■ **Kaynaktan Alıntı**
..........

14 Kasım 2018

IRKUTSK: SİBİRYA'NIN PARİS'İ



Adı kar, buz, soğuk ve uçsuz bucaksız taygalarla özdeşleşmiş Sibirya'nın en büyük kenti Irkutsk'a, donmuş Baykal Gölü'ne ulaşmak için uçakla gidilebilecek son nokta olmasa yolumuz düşer miydi, bilinmez ama bugün, iyi ki Irkutsk'u da görmüşüm diyorum...

Seyahatimizin asıl hedefi donmuş Baykal Gölü'ne ulaşmak için (ki Baykal Gölü'nü ayrı bir yazıyla uzun uzun anlatacağım) İstanbul'dan kalkıp önce Moskova'ya, oradan da 6.5 saat daha uçarak Irkutsk'a varmamız gerekti. Çok yorulmamak adına, gidişte de dönüşte de Irkutsk'ta 1'er gece konaklama planladık, ama açıkçası Irkutsk'ta ilgimizi çeken çok şey yoktu en başta. Ama hazırlıklar için okumaya başlayınca ve bir de üzerine nam-ı diğer "Sibirya'nın Parisi"ne ulaşıp, sokaklarında gezince, iyi ki kalmışız, iyi ki buraya da zaman ayırmışız dedik...

Şimdi en baştan itibaren anlatayım size yolculuğumuzu. Hem maliyetinin daha düşük olması hem de Aeroflot pilotlarının her hava koşulunda her havalimanına indiği yönündeki şehir efsanesine dayanarak, Şubat ayının en karlı günlerinden birinde Aeroflot'la İstanbul'dan yola çıktık. Moskova'ya inişimiz de, ardından Irkutsk'a varışımız da tam bir maceraydı, daha önce tamamen karla kaplı bir piste hiç inmemiştim. Zaten, Moskova'dan kalkabilen son uçak bizdik, bizden sonraki tüm uçuşlar hava muhalefeti yüzünden iptal edildi (ve Aeroflot pilotlarının havası da burada sönüverdi). Hemen burada bir parantez açarak, eğer kış mevsiminde benzer bir uçuş yapacaksanız, iki uçuş arasındaki süreyi mutlaka uzun tutun diye bir tavsiyede bulunayım çünkü tipi nedeniyle çok rötar oluyor, biz giderken şanslıydık, rötara rağmen yetiştik ama dönüşte maalesef Moskova-İstanbul uçuşunu kaçırdık.

Irkutsk'a bir Pazar sabahı vardık. Otel olarak, uzun ve çok otel değiştirmeli seyahatlerde ilk gün ve son gün mutlaka iyi ve konforlu bir otelde kalma prensibimiz çerçevesinde, şehrin en iyi oteli olan Hotel Sayen International'ı seçmiştik. Çok yerinde bir karar oldu: şehrin tüm bölgelerine yürüme mesafesinde, son derece sade ama bir o kadar şık, müşteri odaklılıkta zirve yapmış, harika bir oteldi. Oteldeki Japon restoranından oda servisi alabildiğiniz gibi, burada, Amerika'daki "Alaskan king crab"lerin aynısını, "Kamchatkan king crab" adıyla (sonuçta aynı boğazın biri sağı diğeri solu) ve oradakinin 10'da biri fiyatına yiyebiliyorsunuz. Özetle, iyi bir otel istiyorsanız, istikamet burası.

..........

■ **İstenen**
Yukarıdaki Irkutsk gezi yazısını son cümlesinden sonra aynı anlatımla sürdürün.

■ **Veri Kümesi Bölümü**
..........

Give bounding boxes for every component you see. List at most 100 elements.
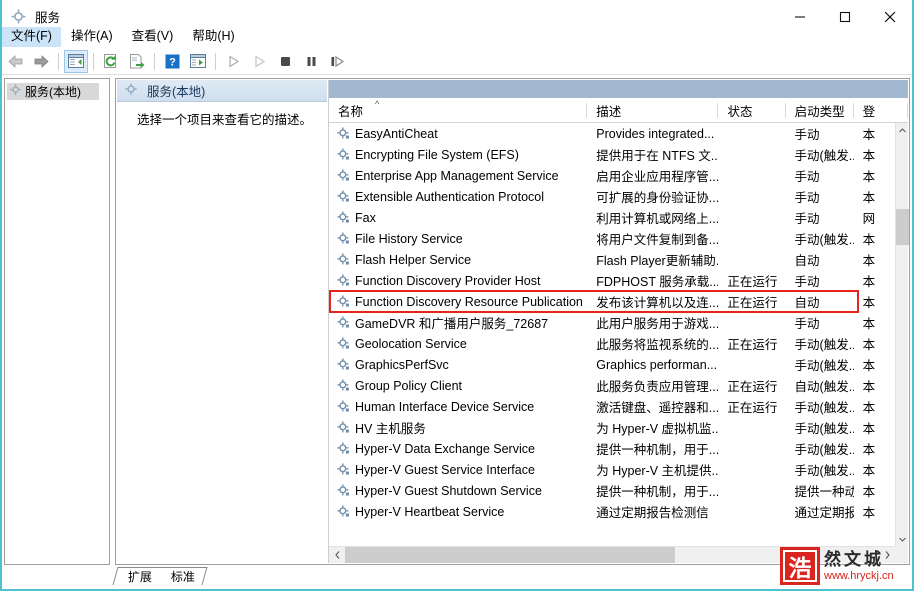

..........

■ **Çözülmüş Problem**
Irkutsk, nispeten yeni bir şehir. 1652'de bölgenin yerli halkı Buryatlarla altın ticareti yapan bir Rus tüccar, buraya bir ev kuruyor. 30 sene sonra ise, bu tüccarın izinden gelenlerin kurdukları evlerle burası bir şehre dönüşüyor.

Irkutsk'a "Sibirya'nın Paris"i denmesinin ardında ise, tarihsel bir olay yatıyor. Tarih 26 Aralık 1825. Çarlık Rusya'sında yönetime karşı bir darbe girişimi yapılıyor ama darbe başarısız oluyor. Çar, bu ayaklanmaya karışan soyluları, sanatçıları, bilim insanlarını Sibirya'ya, tam olarak da Irkutsk'a sürgüne gönderiyor. Sürgünle şehre gelen bu eğitimli ve kültürlü kesim, gelirken yanlarında yaşam alışkanlıklarını da getiriyor ve şehir nüfusunun 3'te 1'ini oluşturan sürgünler, şehri kısa sürede sanatın ve bilimin merkezi haline getiriyorlar. Bugün şehre gelen turistlerin ilk gezdikleri yerlerden biri Volkonsky House, Dekambrist olarak adlandırılan bu sürgünlerin o günlerde bir araya gelip fikir tartışmaları yaptıkları, kendi aralarında sanat gösterileri düzenledikleri evlerden biri. Bugün müze olarak kullanılıyor ve o sürgünde dahi şaşaa'sını yitirmemiş yaşamı gözümüzde canlandırmayı sağlıyor.



Irkutsk sokaklarında hoparlörle sürekli müzik çalan bir şehir, hiç böylesini görmemiştim açıkçası... Bazen bir klasik müzik parçası, arkasından bir Rusça şarkı, sonra birden Micheal Jackson... 2.5 gün kaldık Irkutsk'ta toplam ve istisnasız sürekli hafiften hafiften müzik çalıyordu şehrin dört bir yanında...

Şehirde SSCB döneminin izleri korunuyor halen. Ama Lenin heykelinin 300 metre ilerisinde, Karl Marx isimli caddede bir köşede Max Mara mağazasını diğer köşede Lacoste'unkini, ötekinde Gucci'yi görünce insan biraz afallamıyor değil.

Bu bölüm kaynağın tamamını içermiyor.